#### GIVEN ENTRIES
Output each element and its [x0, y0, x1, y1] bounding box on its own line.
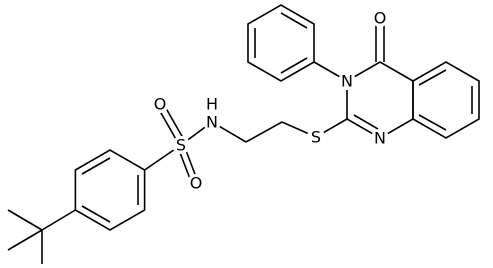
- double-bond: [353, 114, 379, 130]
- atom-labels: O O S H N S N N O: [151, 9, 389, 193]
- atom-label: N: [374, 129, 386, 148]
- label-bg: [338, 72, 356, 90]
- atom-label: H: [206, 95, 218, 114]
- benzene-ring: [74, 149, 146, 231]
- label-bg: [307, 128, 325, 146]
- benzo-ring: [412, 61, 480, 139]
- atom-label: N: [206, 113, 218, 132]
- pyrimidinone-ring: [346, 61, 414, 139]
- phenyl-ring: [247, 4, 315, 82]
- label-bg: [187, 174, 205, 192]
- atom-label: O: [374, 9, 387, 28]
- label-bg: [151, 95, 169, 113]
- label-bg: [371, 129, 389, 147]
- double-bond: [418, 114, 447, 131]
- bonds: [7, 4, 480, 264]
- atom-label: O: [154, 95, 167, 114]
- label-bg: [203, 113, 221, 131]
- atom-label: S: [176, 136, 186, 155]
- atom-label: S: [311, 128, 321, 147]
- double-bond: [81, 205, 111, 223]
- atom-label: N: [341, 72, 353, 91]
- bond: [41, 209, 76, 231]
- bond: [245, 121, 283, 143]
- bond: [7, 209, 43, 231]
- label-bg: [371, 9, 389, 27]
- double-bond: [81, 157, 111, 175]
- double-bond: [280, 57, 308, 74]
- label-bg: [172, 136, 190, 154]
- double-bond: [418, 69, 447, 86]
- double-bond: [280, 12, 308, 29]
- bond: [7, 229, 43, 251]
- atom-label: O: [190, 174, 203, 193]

==

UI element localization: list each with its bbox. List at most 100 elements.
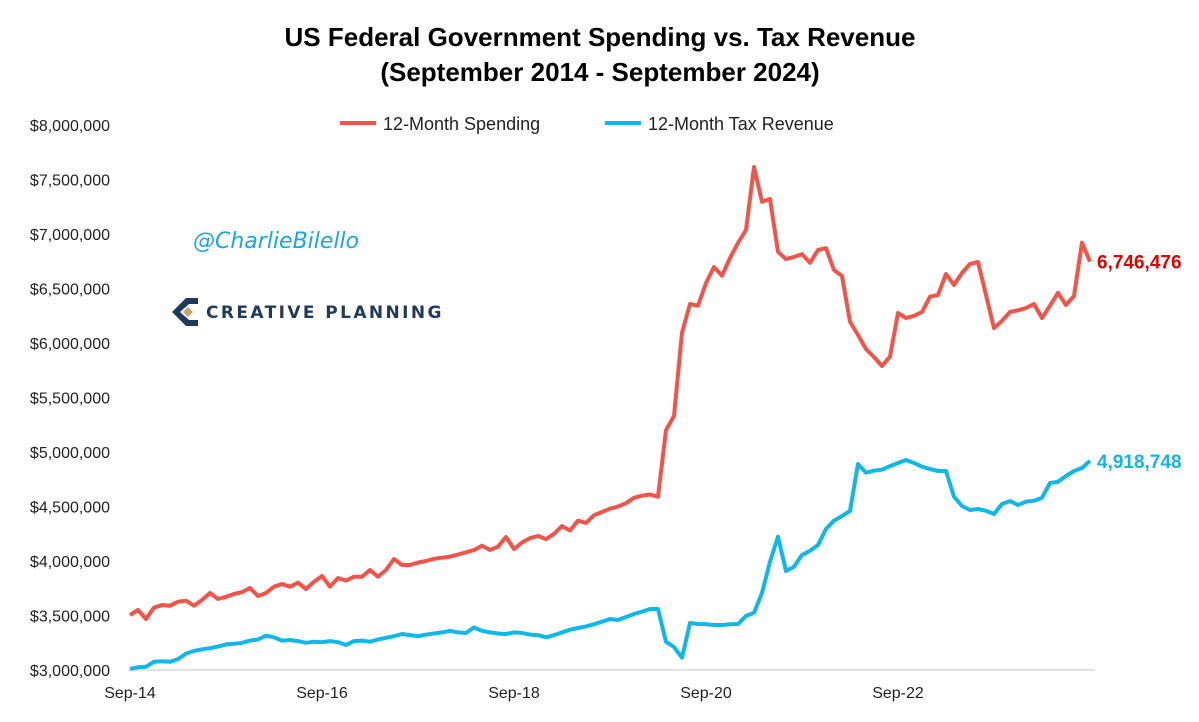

#### GOAL OF THE EXERCISE
Locate every row above that contains the word "each" and copy those rows in full.

#### EXERCISE RESPONSE
Output each element and its [x0, y0, x1, y1] bounding box on its own line.
UI element localization: list each with its bbox. List at most 100 elements.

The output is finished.